__GIVEN INSTRUCTION__
Copy out the lines that have "ابراهيم" in them.

__TASK INPUTS__

..............................

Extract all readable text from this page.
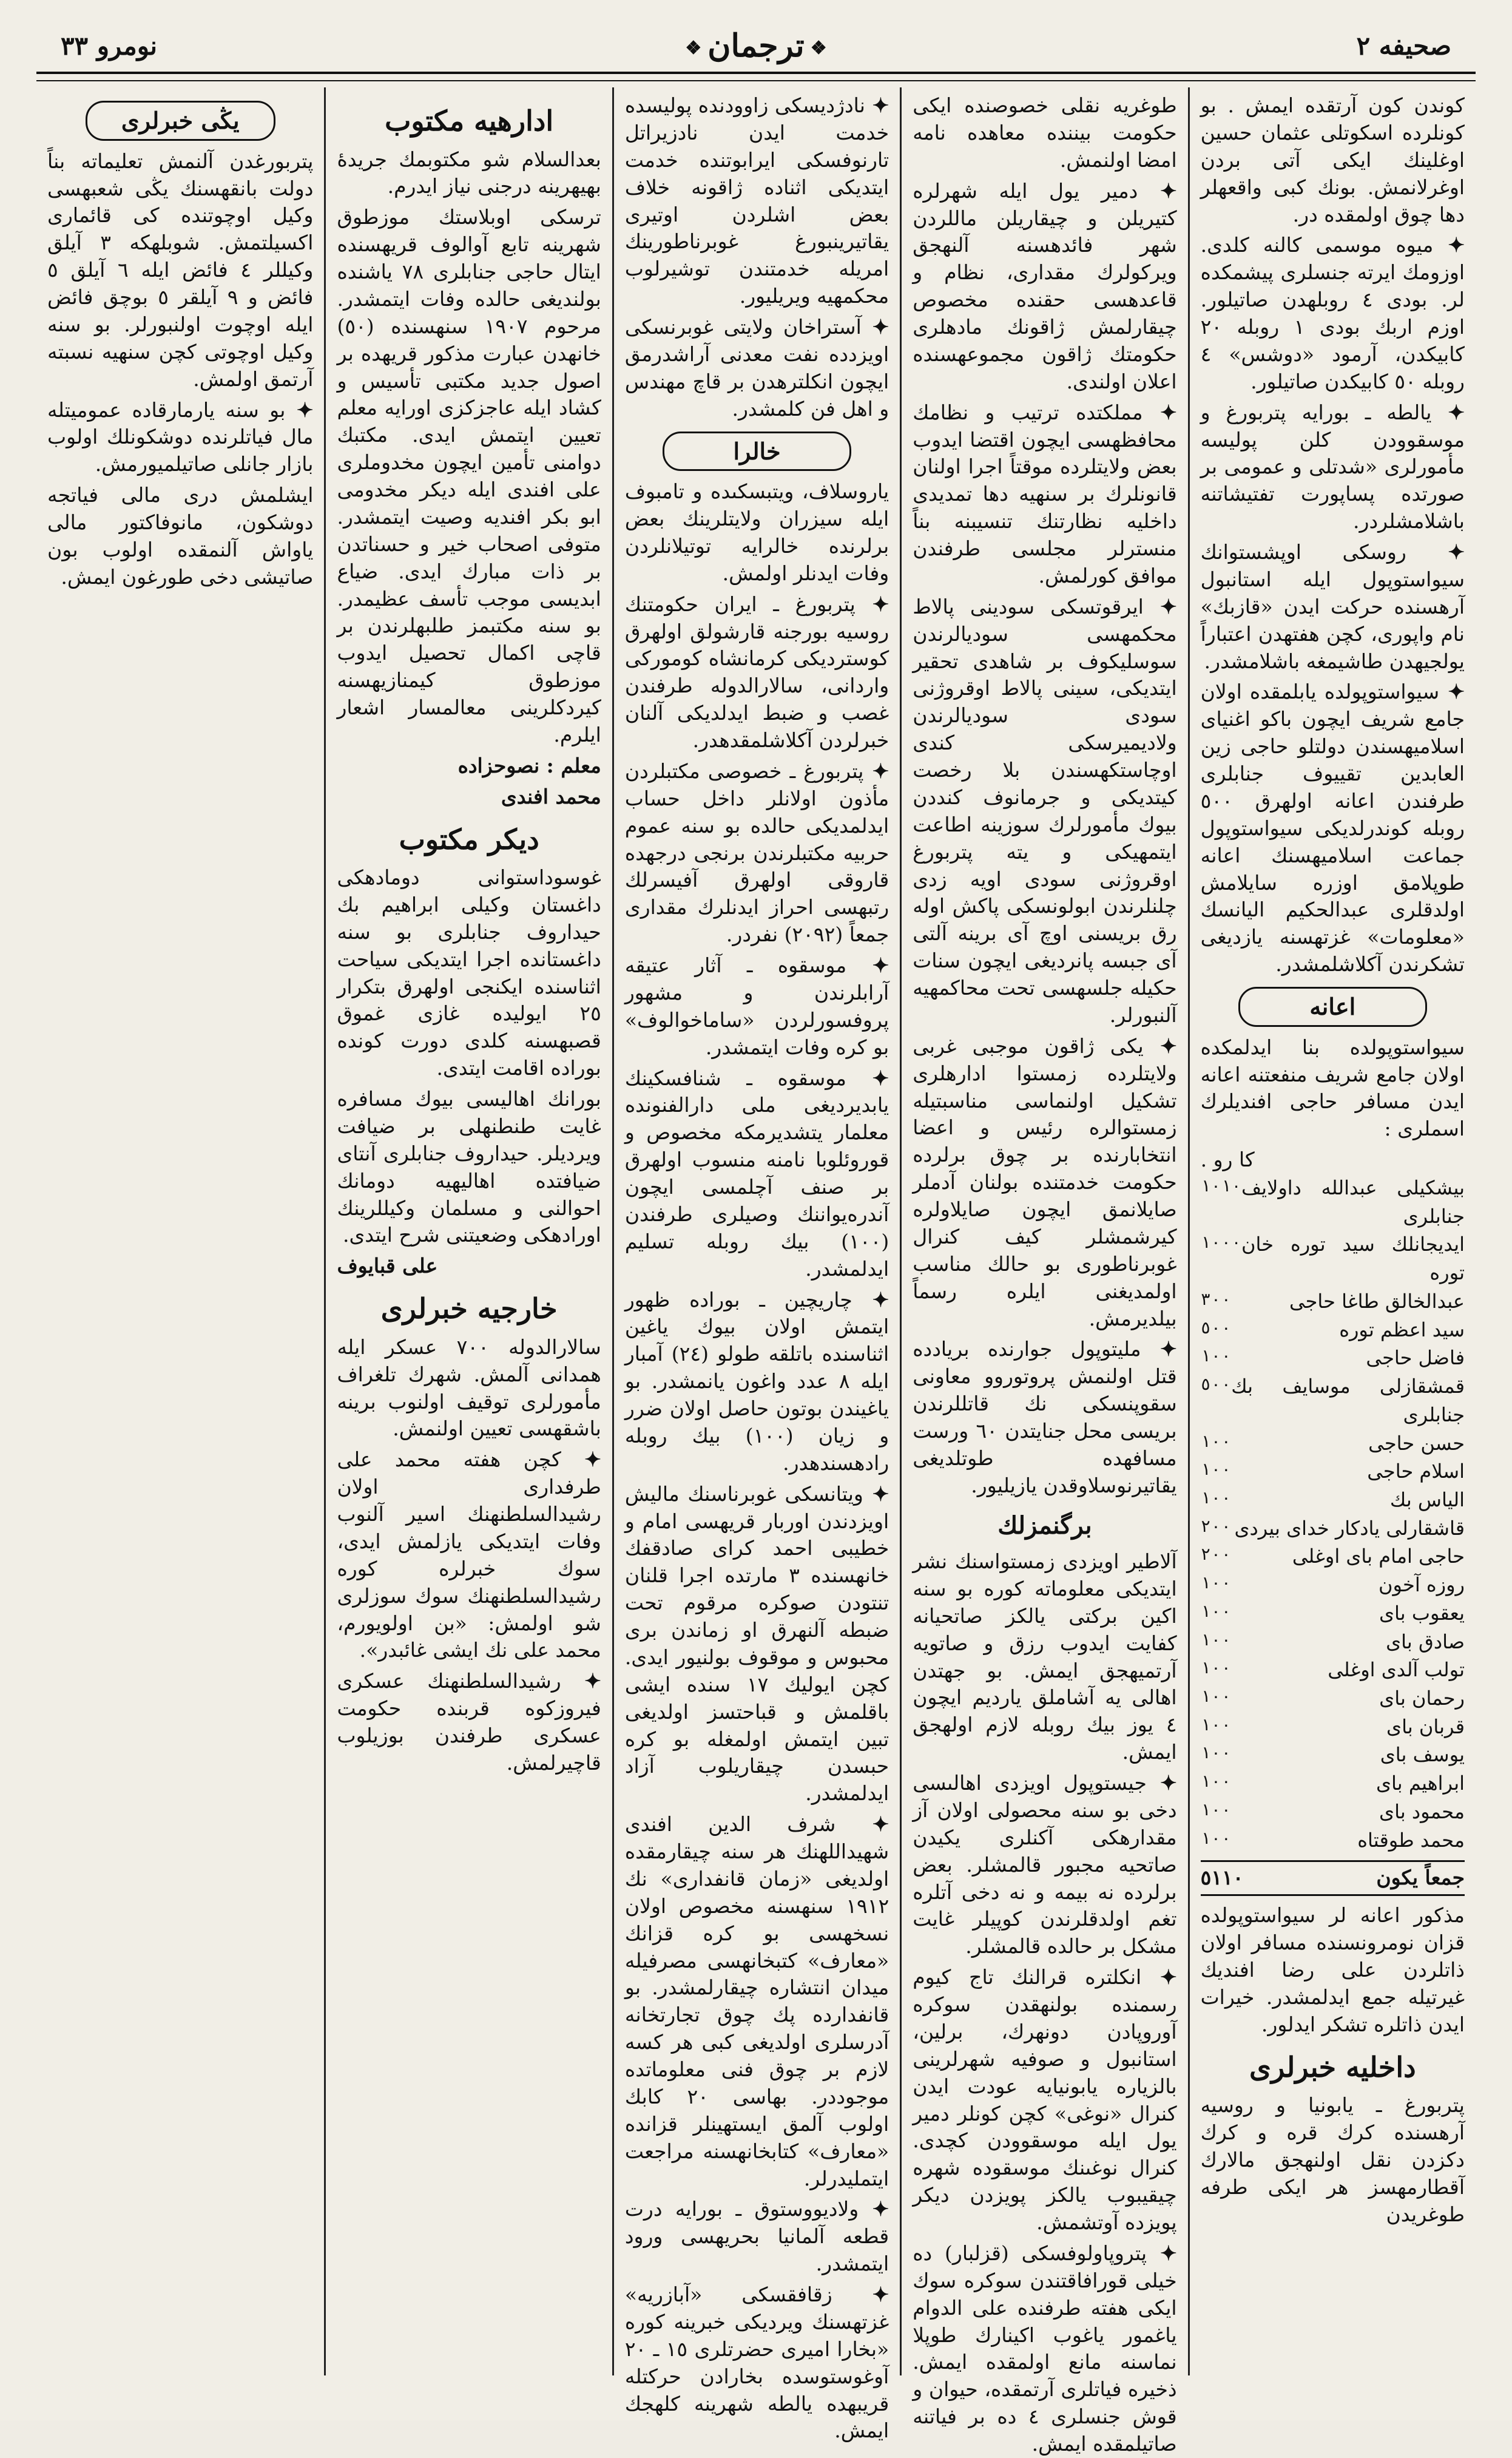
صحيفه ٢
❖ ترجمان ❖
نومرو ٣٣

كوندن كون آرتقده ايمش . بو كونلرده اسكوتلى عثمان حسين اوغلينك ايكى آتى بردن اوغرلانمش. بونك كبى واقعهلر دها چوق اولمقده در.

✦ ميوه موسمى كالنه كلدى. اوزومك ايرته جنسلرى پيشمكده لر. بودى ٤ روبلهدن صاتيلور. اوزم اربك بودى ١ روبله ٢٠ كابيكدن، آرمود «دوشس» ٤ روبله ٥٠ كابيكدن صاتيلور.

✦ يالطه ـ بورايه پتربورغ و موسقوودن كلن پوليسه مأمورلرى «شدتلى و عمومى بر صورتده پساپورت تفتيشاتنه باشلامشلردر.

✦ روسكى اوپشستوانك سيواستوپول ايله استانبول آرهسنده حركت ايدن «قازبك» نام واپورى، كچن هفتهدن اعتباراً يولجيهدن طاشيمغه باشلامشدر.

✦ سيواستوپولده يابلمقده اولان جامع شريف ايچون باكو اغنياى اسلاميهسندن دولتلو حاجى زين العابدين تقييوف جنابلرى طرفندن اعانه اولهرق ٥٠٠ روبله كوندرلديكى سيواستوپول جماعت اسلاميهسنك اعانه طوپلامق اوزره سايلامش اولدقلرى عبدالحكيم اليانسك «معلومات» غزتهسنه يازديغى تشكرندن آكلاشلمشدر.

اعانه

سيواستوپولده بنا ايدلمكده اولان جامع شريف منفعتنه اعانه ايدن مسافر حاجى افنديلرك اسملرى :

كا رو .

بيشكيلى عبدالله داولايف جنابلرى
١٠١٠
ايديجانلك سيد توره خان توره
١٠٠٠
عبدالخالق طاغا حاجى
٣٠٠
سيد اعظم توره
٥٠٠
فاضل حاجى
١٠٠
قمشقازلى موسايف بك جنابلرى
٥٠٠
حسن حاجى
١٠٠
اسلام حاجى
١٠٠
الياس بك
١٠٠
قاشقارلى يادكار خداى بيردى
٢٠٠
حاجى امام باى اوغلى
٢٠٠
روزه آخون
١٠٠
يعقوب باى
١٠٠
صادق باى
١٠٠
تولب آلدى اوغلى
١٠٠
رحمان باى
١٠٠
قربان باى
١٠٠
يوسف باى
١٠٠
ابراهيم باى
١٠٠
محمود باى
١٠٠
محمد طوقتاه
١٠٠
جمعاً يكون
٥١١٠

مذكور اعانه لر سيواستوپولده قزان نومرونسنده مسافر اولان ذاتلردن على رضا افنديك غيرتيله جمع ايدلمشدر. خيرات ايدن ذاتلره تشكر ايدلور.

داخليه خبرلرى

پتربورغ ـ يابونيا و روسيه آرهسنده كرك قره و كرك دكزدن نقل اولنهجق مالارك آقطارمهسز هر ايكى طرفه طوغريدن

طوغريه نقلى خصوصنده ايكى حكومت بيننده معاهده نامه امضا اولنمش.

✦ دمير يول ايله شهرلره كتيريلن و چيقاريلن ماللردن شهر فائدهسنه آلنهجق ويركولرك مقدارى، نظام و قاعدهسى حقنده مخصوص چيقارلمش ژاقونك مادهلرى حكومتك ژاقون مجموعهسنده اعلان اولندى.

✦ مملكتده ترتيب و نظامك محافظهسى ايچون اقتضا ايدوب بعض ولايتلرده موقتاً اجرا اولنان قانونلرك بر سنهيه دها تمديدى داخليه نظارتنك تنسيبنه بناً منسترلر مجلسى طرفندن موافق كورلمش.

✦ ايرقوتسكى سودينى پالاط محكمهسى سوديالرندن سوسليكوف بر شاهدى تحقير ايتديكى، سينى پالاط اوقروژنى سودى سوديالرندن ولاديميرسكى كندى اوچاستكهسندن بلا رخصت كيتديكى و جرمانوف كنددن بيوك مأمورلرك سوزينه اطاعت ايتمهيكى و يته پتربورغ اوقروژنى سودى اويه زدى چلنلرندن ابولونسكى پاكش اوله رق بريسنى اوچ آى برينه آلتى آى جبسه پانرديغى ايچون سنات حكيله جلسهسى تحت محاكمهيه آلنبورلر.

✦ يكى ژاقون موجبى غربى ولايتلرده زمستوا ادارهلرى تشكيل اولنماسى مناسبتيله زمستوالره رئيس و اعضا انتخابارنده بر چوق برلرده حكومت خدمتنده بولنان آدملر صايلانمق ايچون صايلاولره كيرشمشلر كيف كنرال غوبرناطورى بو حالك مناسب اولمديغنى ايلره رسماً بيلديرمش.

✦ مليتوپول جوارنده بريادده قتل اولنمش پروتوروو معاونى سقوپنسكى نك قاتللرندن بريسى محل جنايتدن ٦٠ ورست مسافهده طوتلديغى يقاتيرنوسلاوقدن يازيليور.

برگنمزلك

آلاطير اويزدى زمستواسنك نشر ايتديكى معلوماته كوره بو سنه اكين بركتى يالكز صاتحيانه كفايت ايدوب رزق و صاتويه آرتميهجق ايمش. بو جهتدن اهالى يه آشاملق يارديم ايچون ٤ يوز بيك روبله لازم اولهجق ايمش.

✦ جيستوپول اويزدى اهالىسى دخى بو سنه محصولى اولان آز مقدارهكى آكنلرى يكيدن صاتحيه مجبور قالمشلر. بعض برلرده نه بيمه و نه دخى آتلره تغم اولدقلرندن كوپيلر غايت مشكل بر حالده قالمشلر.

✦ انكلتره قرالنك تاج كيوم رسمنده بولنهقدن سوكره آوروپادن دونهرك، برلين، استانبول و صوفيه شهرلرينى بالزياره يابونيايه عودت ايدن كنرال «نوغى» كچن كونلر دمير يول ايله موسقوودن كچدى. كنرال نوغىنك موسقوده شهره چيقيبوب يالكز پويزدن ديكر پويزده آوتشمش.

✦ پتروپاولوفسكى (قزلبار) ده خيلى قورافاقتندن سوكره سوك ايكى هفته طرفنده على الدوام ياغمور ياغوب اكينارك طوپلا نماسنه مانع اولمقده ايمش. ذخيره فياتلرى آرتمقده، حيوان و قوش جنسلرى ٤ ده بر فياتنه صاتيلمقده ايمش.

✦ نادژديسكى زاوودنده پوليسده خدمت ايدن نادزيراتل تارنوفسكى ايرابوتنده خدمت ايتديكى اثناده ژاقونه خلاف بعض اشلردن اوتيرى يقاتيرينبورغ غوبرناطورينك امريله خدمتندن توشيرلوب محكمهيه ويريليور.

✦ آستراخان ولايتى غوبرنسكى اويزدده نفت معدنى آراشدرمق ايچون انكلترهدن بر قاچ مهندس و اهل فن كلمشدر.

خالرا

ياروسلاف، ويتبسكىده و تامبوف ايله سيزران ولايتلرينك بعض برلرنده خالرايه توتيلانلردن وفات ايدنلر اولمش.

✦ پتربورغ ـ ايران حكومتنك روسيه بورجنه قارشولق اولهرق كوسترديكى كرمانشاه كوموركى واردانى، سالارالدوله طرفندن غصب و ضبط ايدلديكى آلنان خبرلردن آكلاشلمقدهدر.

✦ پتربورغ ـ خصوصى مكتبلردن مأذون اولانلر داخل حساب ايدلمديكى حالده بو سنه عموم حربيه مكتبلرندن برنجى درجهده قاروقى اولهرق آفيسرلك رتبهسى احراز ايدنلرك مقدارى جمعاً (٢٠٩٢) نفردر.

✦ موسقوه ـ آثار عتيقه آرابلرندن و مشهور پروفسورلردن «ساماخوالوف» بو كره وفات ايتمشدر.

✦ موسقوه ـ شنافسكينك يابديرديغى ملى دارالفنونده معلمار يتشديرمكه مخصوص و قوروئلوبا نامنه منسوب اولهرق بر صنف آچلمسى ايچون آندرەيواننك وصيلرى طرفندن (١٠٠) بيك روبله تسليم ايدلمشدر.

✦ چاريچين ـ بوراده ظهور ايتمش اولان بيوك ياغين اثناسنده باتلقه طولو (٢٤) آمبار ايله ٨ عدد واغون يانمشدر. بو ياغيندن بوتون حاصل اولان ضرر و زيان (١٠٠) بيك روبله رادهسندهدر.

✦ ويتانسكى غوبرناسنك ماليش اويزدندن اوربار قريهسى امام و خطيبى احمد كراى صادقفك خانهسنده ٣ مارتده اجرا قلنان تنتودن صوكره مرقوم تحت ضبطه آلنهرق او زماندن برى محبوس و موقوف بولنيور ايدى. كچن ايوليك ١٧ سنده ايشى باقلمش و قباحتسز اولديغى تبين ايتمش اولمغله بو كره حبسدن چيقاريلوب آزاد ايدلمشدر.

✦ شرف الدين افندى شهيداللهنك هر سنه چيقارمقده اولديغى «زمان قانفدارى» نك ١٩١٢ سنهسنه مخصوص اولان نسخهسى بو كره قزانك «معارف» كتبخانهسى مصرفيله ميدان انتشاره چيقارلمشدر. بو قانفدارده پك چوق تجارتخانه آدرسلرى اولديغى كبى هر كسه لازم بر چوق فنى معلوماتده موجوددر. بهاسى ٢٠ كابك اولوب آلمق ايستهينلر قزانده «معارف» كتابخانهسنه مراجعت ايتمليدرلر.

✦ ولاديووستوق ـ بورايه درت قطعه آلمانيا بحريهسى ورود ايتمشدر.

✦ زقافقسكى «آبازريه» غزتهسنك ويرديكى خبرينه كوره «بخارا اميرى حضرتلرى ١٥ ـ ٢٠ آوغوستوسده بخارادن حركتله قريبهده يالطه شهرينه كلهجك ايمش.

ادارهيه مكتوب

بعدالسلام شو مكتوبمك جريدهٔ بهيهرينه درجنى نياز ايدرم.

ترسكى اوبلاستك موزطوق شهرينه تابع آوالوف قريهسنده ايتال حاجى جنابلرى ٧٨ ياشنده بولنديغى حالده وفات ايتمشدر. مرحوم ١٩٠٧ سنهسنده (٥٠) خانهدن عبارت مذكور قريهده بر اصول جديد مكتبى تأسيس و كشاد ايله عاجزكزى اورايه معلم تعيين ايتمش ايدى. مكتبك دوامنى تأمين ايچون مخدوملرى على افندى ايله ديكر مخدومى ابو بكر افنديه وصيت ايتمشدر. متوفى اصحاب خير و حسناتدن بر ذات مبارك ايدى. ضياع ابديسى موجب تأسف عظيمدر. بو سنه مكتبمز طلبهلرندن بر قاچى اكمال تحصيل ايدوب موزطوق كيمنازيهسنه كيردكلرينى معالمسار اشعار ايلرم.

معلم : نصوحزاده

محمد افندى

ديكر مكتوب

غوسوداستوانى دومادهكى داغستان وكيلى ابراهيم بك حيداروف جنابلرى بو سنه داغستانده اجرا ايتديكى سياحت اثناسنده ايكنجى اولهرق بتكرار ٢٥ ايوليده غازى غموق قصبهسنه كلدى دورت كونده بوراده اقامت ايتدى.

بورانك اهاليسى بيوك مسافره غايت طنطنهلى بر ضيافت ويرديلر. حيداروف جنابلرى آنتاى ضيافتده اهاليهيه دومانك احوالنى و مسلمان وكيللرينك اورادهكى وضعيتنى شرح ايتدى.

على قبايوف

خارجيه خبرلرى

سالارالدوله ٧٠٠ عسكر ايله همدانى آلمش. شهرك تلغراف مأمورلرى توقيف اولنوب برينه باشقهسى تعيين اولنمش.

✦ كچن هفته محمد على طرفدارى اولان رشيدالسلطنهنك اسير آلنوب وفات ايتديكى يازلمش ايدى، سوك خبرلره كوره رشيدالسلطنهنك سوك سوزلرى شو اولمش: «بن اولويورم، محمد على نك ايشى غائبدر».

✦ رشيدالسلطنهنك عسكرى فيروزكوه قربنده حكومت عسكرى طرفندن بوزيلوب قاچيرلمش.

يڭى خبرلرى

پتربورغدن آلنمش تعليماته بناً دولت بانقهسنك يڭى شعبهسى وكيل اوچوتنده كى قائمارى اكسيلتمش. شوبلهكه ٣ آيلق وكيللر ٤ فائض ايله ٦ آيلق ٥ فائض و ٩ آيلقر ٥ بوچق فائض ايله اوچوت اولنبورلر. بو سنه وكيل اوچوتى كچن سنهيه نسبته آرتمق اولمش.

✦ بو سنه يارمارقاده عموميتله مال فياتلرنده دوشكونلك اولوب بازار جانلى صاتيلميورمش.

ايشلمش درى مالى فياتجه دوشكون، مانوفاكتور مالى ياواش آلنمقده اولوب بون صاتيشى دخى طورغون ايمش.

..............................

__SOLUTION TO THE EXERCISE__
ابراهيم باى
غوسوداستوانى دومادهكى داغستان وكيلى ابراهيم بك حيداروف جنابلرى بو سنه داغستانده اجرا ايتديكى سياحت اثناسنده ايكنجى اولهرق بتكرار ٢٥ ايوليده غازى غموق قصبهسنه كلدى دورت كونده بوراده اقامت ايتدى.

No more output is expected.